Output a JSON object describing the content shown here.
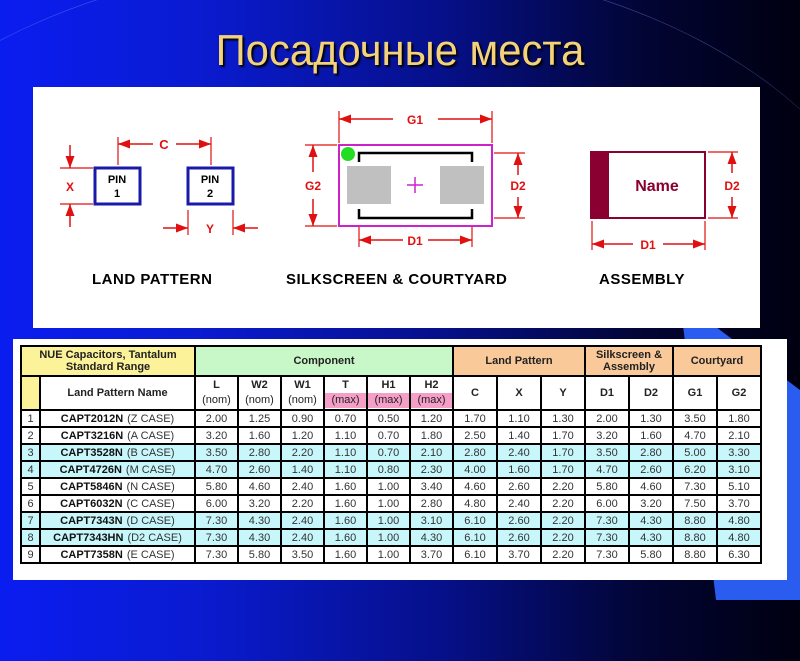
{
  "title": "Посадочные места",
  "diagrams": {
    "land_pattern": {
      "caption": "LAND PATTERN",
      "pin1_label": "PIN",
      "pin1_num": "1",
      "pin2_label": "PIN",
      "pin2_num": "2",
      "dim_c": "C",
      "dim_x": "X",
      "dim_y": "Y"
    },
    "silkscreen": {
      "caption": "SILKSCREEN & COURTYARD",
      "dim_g1": "G1",
      "dim_g2": "G2",
      "dim_d1": "D1",
      "dim_d2": "D2"
    },
    "assembly": {
      "caption": "ASSEMBLY",
      "name_label": "Name",
      "dim_d1": "D1",
      "dim_d2": "D2"
    }
  },
  "colors": {
    "dimension_red": "#e01010",
    "pad_border_blue": "#1a1aa8",
    "courtyard_magenta": "#cc22cc",
    "pin1_marker_green": "#22dd22",
    "assembly_maroon": "#8a0030",
    "title_gold": "#f3d27a"
  },
  "table": {
    "group_title_line1": "NUE Capacitors, Tantalum",
    "group_title_line2": "Standard Range",
    "name_header": "Land Pattern Name",
    "groups": {
      "component": "Component",
      "land_pattern": "Land Pattern",
      "silkscreen_line1": "Silkscreen &",
      "silkscreen_line2": "Assembly",
      "courtyard": "Courtyard"
    },
    "columns": [
      {
        "label": "L",
        "unit": "(nom)"
      },
      {
        "label": "W2",
        "unit": "(nom)"
      },
      {
        "label": "W1",
        "unit": "(nom)"
      },
      {
        "label": "T",
        "unit": "(max)"
      },
      {
        "label": "H1",
        "unit": "(max)"
      },
      {
        "label": "H2",
        "unit": "(max)"
      },
      {
        "label": "C",
        "unit": ""
      },
      {
        "label": "X",
        "unit": ""
      },
      {
        "label": "Y",
        "unit": ""
      },
      {
        "label": "D1",
        "unit": ""
      },
      {
        "label": "D2",
        "unit": ""
      },
      {
        "label": "G1",
        "unit": ""
      },
      {
        "label": "G2",
        "unit": ""
      }
    ],
    "rows": [
      {
        "n": "1",
        "part": "CAPT2012N",
        "case": "(Z CASE)",
        "v": [
          "2.00",
          "1.25",
          "0.90",
          "0.70",
          "0.50",
          "1.20",
          "1.70",
          "1.10",
          "1.30",
          "2.00",
          "1.30",
          "3.50",
          "1.80"
        ]
      },
      {
        "n": "2",
        "part": "CAPT3216N",
        "case": "(A CASE)",
        "v": [
          "3.20",
          "1.60",
          "1.20",
          "1.10",
          "0.70",
          "1.80",
          "2.50",
          "1.40",
          "1.70",
          "3.20",
          "1.60",
          "4.70",
          "2.10"
        ]
      },
      {
        "n": "3",
        "part": "CAPT3528N",
        "case": "(B CASE)",
        "v": [
          "3.50",
          "2.80",
          "2.20",
          "1.10",
          "0.70",
          "2.10",
          "2.80",
          "2.40",
          "1.70",
          "3.50",
          "2.80",
          "5.00",
          "3.30"
        ]
      },
      {
        "n": "4",
        "part": "CAPT4726N",
        "case": "(M CASE)",
        "v": [
          "4.70",
          "2.60",
          "1.40",
          "1.10",
          "0.80",
          "2.30",
          "4.00",
          "1.60",
          "1.70",
          "4.70",
          "2.60",
          "6.20",
          "3.10"
        ]
      },
      {
        "n": "5",
        "part": "CAPT5846N",
        "case": "(N CASE)",
        "v": [
          "5.80",
          "4.60",
          "2.40",
          "1.60",
          "1.00",
          "3.40",
          "4.60",
          "2.60",
          "2.20",
          "5.80",
          "4.60",
          "7.30",
          "5.10"
        ]
      },
      {
        "n": "6",
        "part": "CAPT6032N",
        "case": "(C CASE)",
        "v": [
          "6.00",
          "3.20",
          "2.20",
          "1.60",
          "1.00",
          "2.80",
          "4.80",
          "2.40",
          "2.20",
          "6.00",
          "3.20",
          "7.50",
          "3.70"
        ]
      },
      {
        "n": "7",
        "part": "CAPT7343N",
        "case": "(D CASE)",
        "v": [
          "7.30",
          "4.30",
          "2.40",
          "1.60",
          "1.00",
          "3.10",
          "6.10",
          "2.60",
          "2.20",
          "7.30",
          "4.30",
          "8.80",
          "4.80"
        ]
      },
      {
        "n": "8",
        "part": "CAPT7343HN",
        "case": "(D2 CASE)",
        "v": [
          "7.30",
          "4.30",
          "2.40",
          "1.60",
          "1.00",
          "4.30",
          "6.10",
          "2.60",
          "2.20",
          "7.30",
          "4.30",
          "8.80",
          "4.80"
        ]
      },
      {
        "n": "9",
        "part": "CAPT7358N",
        "case": "(E CASE)",
        "v": [
          "7.30",
          "5.80",
          "3.50",
          "1.60",
          "1.00",
          "3.70",
          "6.10",
          "3.70",
          "2.20",
          "7.30",
          "5.80",
          "8.80",
          "6.30"
        ]
      }
    ],
    "highlighted_rows": [
      3,
      4,
      7,
      8
    ]
  }
}
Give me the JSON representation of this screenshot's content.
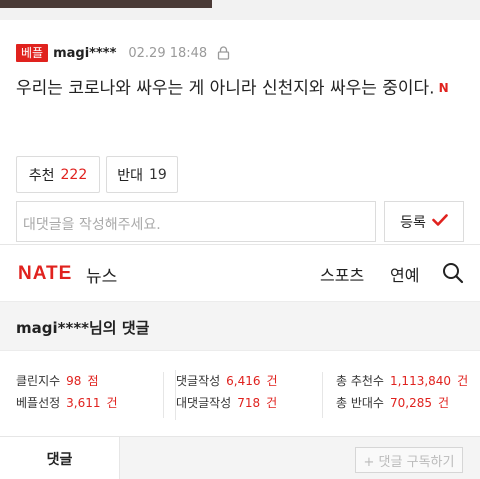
{
  "comment": {
    "badge": "베플",
    "author": "magi****",
    "date": "02.29 18:48",
    "text": "우리는 코로나와 싸우는 게 아니라 신천지와 싸우는 중이다.",
    "new_mark": "N",
    "upvote_label": "추천",
    "upvote_count": "222",
    "downvote_label": "반대",
    "downvote_count": "19",
    "reply_placeholder": "대댓글을 작성해주세요.",
    "submit_label": "등록"
  },
  "header": {
    "logo": "NATE",
    "section": "뉴스",
    "nav": [
      "스포츠",
      "연예"
    ]
  },
  "profile": {
    "title": "magi****님의 댓글"
  },
  "stats": {
    "clean_label": "클린지수",
    "clean_value": "98",
    "clean_unit": "점",
    "best_label": "베플선정",
    "best_value": "3,611",
    "best_unit": "건",
    "written_label": "댓글작성",
    "written_value": "6,416",
    "written_unit": "건",
    "reply_label": "대댓글작성",
    "reply_value": "718",
    "reply_unit": "건",
    "total_up_label": "총 추천수",
    "total_up_value": "1,113,840",
    "total_up_unit": "건",
    "total_down_label": "총 반대수",
    "total_down_value": "70,285",
    "total_down_unit": "건"
  },
  "tabs": {
    "active": "댓글",
    "subscribe": "+ 댓글 구독하기"
  },
  "colors": {
    "accent": "#e0221e"
  },
  "icons": {
    "lock": "lock-icon",
    "check": "check-icon",
    "search": "search-icon"
  }
}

TO DO. Quote everything in the listing above exactly; pictures are the only thing to omit.

EXERCISE RESULT.
Output a JSON object describing the content shown here.
{
  "title": "Посадочные места",
  "diagrams": {
    "land_pattern": {
      "caption": "LAND PATTERN",
      "pin1_label": "PIN",
      "pin1_num": "1",
      "pin2_label": "PIN",
      "pin2_num": "2",
      "dim_c": "C",
      "dim_x": "X",
      "dim_y": "Y"
    },
    "silkscreen": {
      "caption": "SILKSCREEN & COURTYARD",
      "dim_g1": "G1",
      "dim_g2": "G2",
      "dim_d1": "D1",
      "dim_d2": "D2"
    },
    "assembly": {
      "caption": "ASSEMBLY",
      "name_label": "Name",
      "dim_d1": "D1",
      "dim_d2": "D2"
    }
  },
  "colors": {
    "dimension_red": "#e01010",
    "pad_border_blue": "#1a1aa8",
    "courtyard_magenta": "#cc22cc",
    "pin1_marker_green": "#22dd22",
    "assembly_maroon": "#8a0030",
    "title_gold": "#f3d27a"
  },
  "table": {
    "group_title_line1": "NUE Capacitors, Tantalum",
    "group_title_line2": "Standard Range",
    "name_header": "Land Pattern Name",
    "groups": {
      "component": "Component",
      "land_pattern": "Land Pattern",
      "silkscreen_line1": "Silkscreen &",
      "silkscreen_line2": "Assembly",
      "courtyard": "Courtyard"
    },
    "columns": [
      {
        "label": "L",
        "unit": "(nom)"
      },
      {
        "label": "W2",
        "unit": "(nom)"
      },
      {
        "label": "W1",
        "unit": "(nom)"
      },
      {
        "label": "T",
        "unit": "(max)"
      },
      {
        "label": "H1",
        "unit": "(max)"
      },
      {
        "label": "H2",
        "unit": "(max)"
      },
      {
        "label": "C",
        "unit": ""
      },
      {
        "label": "X",
        "unit": ""
      },
      {
        "label": "Y",
        "unit": ""
      },
      {
        "label": "D1",
        "unit": ""
      },
      {
        "label": "D2",
        "unit": ""
      },
      {
        "label": "G1",
        "unit": ""
      },
      {
        "label": "G2",
        "unit": ""
      }
    ],
    "rows": [
      {
        "n": "1",
        "part": "CAPT2012N",
        "case": "(Z CASE)",
        "v": [
          "2.00",
          "1.25",
          "0.90",
          "0.70",
          "0.50",
          "1.20",
          "1.70",
          "1.10",
          "1.30",
          "2.00",
          "1.30",
          "3.50",
          "1.80"
        ]
      },
      {
        "n": "2",
        "part": "CAPT3216N",
        "case": "(A CASE)",
        "v": [
          "3.20",
          "1.60",
          "1.20",
          "1.10",
          "0.70",
          "1.80",
          "2.50",
          "1.40",
          "1.70",
          "3.20",
          "1.60",
          "4.70",
          "2.10"
        ]
      },
      {
        "n": "3",
        "part": "CAPT3528N",
        "case": "(B CASE)",
        "v": [
          "3.50",
          "2.80",
          "2.20",
          "1.10",
          "0.70",
          "2.10",
          "2.80",
          "2.40",
          "1.70",
          "3.50",
          "2.80",
          "5.00",
          "3.30"
        ]
      },
      {
        "n": "4",
        "part": "CAPT4726N",
        "case": "(M CASE)",
        "v": [
          "4.70",
          "2.60",
          "1.40",
          "1.10",
          "0.80",
          "2.30",
          "4.00",
          "1.60",
          "1.70",
          "4.70",
          "2.60",
          "6.20",
          "3.10"
        ]
      },
      {
        "n": "5",
        "part": "CAPT5846N",
        "case": "(N CASE)",
        "v": [
          "5.80",
          "4.60",
          "2.40",
          "1.60",
          "1.00",
          "3.40",
          "4.60",
          "2.60",
          "2.20",
          "5.80",
          "4.60",
          "7.30",
          "5.10"
        ]
      },
      {
        "n": "6",
        "part": "CAPT6032N",
        "case": "(C CASE)",
        "v": [
          "6.00",
          "3.20",
          "2.20",
          "1.60",
          "1.00",
          "2.80",
          "4.80",
          "2.40",
          "2.20",
          "6.00",
          "3.20",
          "7.50",
          "3.70"
        ]
      },
      {
        "n": "7",
        "part": "CAPT7343N",
        "case": "(D CASE)",
        "v": [
          "7.30",
          "4.30",
          "2.40",
          "1.60",
          "1.00",
          "3.10",
          "6.10",
          "2.60",
          "2.20",
          "7.30",
          "4.30",
          "8.80",
          "4.80"
        ]
      },
      {
        "n": "8",
        "part": "CAPT7343HN",
        "case": "(D2 CASE)",
        "v": [
          "7.30",
          "4.30",
          "2.40",
          "1.60",
          "1.00",
          "4.30",
          "6.10",
          "2.60",
          "2.20",
          "7.30",
          "4.30",
          "8.80",
          "4.80"
        ]
      },
      {
        "n": "9",
        "part": "CAPT7358N",
        "case": "(E CASE)",
        "v": [
          "7.30",
          "5.80",
          "3.50",
          "1.60",
          "1.00",
          "3.70",
          "6.10",
          "3.70",
          "2.20",
          "7.30",
          "5.80",
          "8.80",
          "6.30"
        ]
      }
    ],
    "highlighted_rows": [
      3,
      4,
      7,
      8
    ]
  }
}
Give me the JSON representation of this screenshot's content.
{
  "comment": {
    "badge": "베플",
    "author": "magi****",
    "date": "02.29 18:48",
    "text": "우리는 코로나와 싸우는 게 아니라 신천지와 싸우는 중이다.",
    "new_mark": "N",
    "upvote_label": "추천",
    "upvote_count": "222",
    "downvote_label": "반대",
    "downvote_count": "19",
    "reply_placeholder": "대댓글을 작성해주세요.",
    "submit_label": "등록"
  },
  "header": {
    "logo": "NATE",
    "section": "뉴스",
    "nav": [
      "스포츠",
      "연예"
    ]
  },
  "profile": {
    "title": "magi****님의 댓글"
  },
  "stats": {
    "clean_label": "클린지수",
    "clean_value": "98",
    "clean_unit": "점",
    "best_label": "베플선정",
    "best_value": "3,611",
    "best_unit": "건",
    "written_label": "댓글작성",
    "written_value": "6,416",
    "written_unit": "건",
    "reply_label": "대댓글작성",
    "reply_value": "718",
    "reply_unit": "건",
    "total_up_label": "총 추천수",
    "total_up_value": "1,113,840",
    "total_up_unit": "건",
    "total_down_label": "총 반대수",
    "total_down_value": "70,285",
    "total_down_unit": "건"
  },
  "tabs": {
    "active": "댓글",
    "subscribe": "+ 댓글 구독하기"
  },
  "colors": {
    "accent": "#e0221e"
  },
  "icons": {
    "lock": "lock-icon",
    "check": "check-icon",
    "search": "search-icon"
  }
}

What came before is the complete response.